## Aim
The entries below are to be transcribed in full, without their images.
┄┄┄┄┄┄
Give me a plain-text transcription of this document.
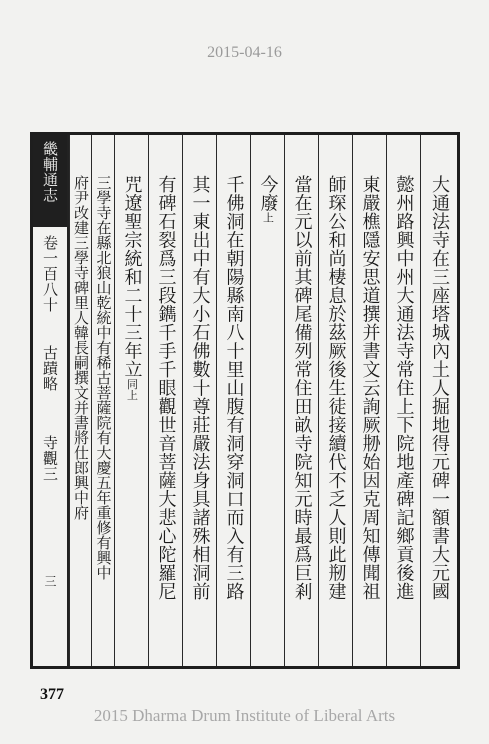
2015-04-16
畿輔通志
卷一百八十
古蹟略
寺觀三
三	大通法寺在三座塔城內土人掘地得元碑一額書大元國
懿州路興中州大通法寺常住上下院地產碑記鄉貢後進
東嚴樵隱安思道撰并書文云詢厥刱始因克周知傳聞祖
師琛公和尚棲息於茲厥後生徒接續代不乏人則此剏建
當在元以前其碑尾備列常住田畝寺院知元時最爲巨剎
今廢上
千佛洞在朝陽縣南八十里山腹有洞穿洞口而入有三路
其一東出中有大小石佛數十尊莊嚴法身具諸殊相洞前
有碑石裂爲三段鐫千手千眼觀世音菩薩大悲心陀羅尼
咒遼聖宗統和二十三年立同上
三學寺在縣北狼山乾統中有稀古菩薩院有大慶五年重修有興中
府尹改建三學寺碑里人韓長嗣撰文并書將仕郎興中府
377
2015 Dharma Drum Institute of Liberal Arts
┄┄┄┄┄┄
## Solution
Give me a plain-text transcription of this document.
2015-04-16
畿輔通志
卷一百八十
古蹟略
寺觀三
三	大通法寺在三座塔城內土人掘地得元碑一額書大元國
懿州路興中州大通法寺常住上下院地產碑記鄉貢後進
東嚴樵隱安思道撰并書文云詢厥刱始因克周知傳聞祖
師琛公和尚棲息於茲厥後生徒接續代不乏人則此剏建
當在元以前其碑尾備列常住田畝寺院知元時最爲巨剎
今廢上
千佛洞在朝陽縣南八十里山腹有洞穿洞口而入有三路
其一東出中有大小石佛數十尊莊嚴法身具諸殊相洞前
有碑石裂爲三段鐫千手千眼觀世音菩薩大悲心陀羅尼
咒遼聖宗統和二十三年立同上
三學寺在縣北狼山乾統中有稀古菩薩院有大慶五年重修有興中
府尹改建三學寺碑里人韓長嗣撰文并書將仕郎興中府
377
2015 Dharma Drum Institute of Liberal Arts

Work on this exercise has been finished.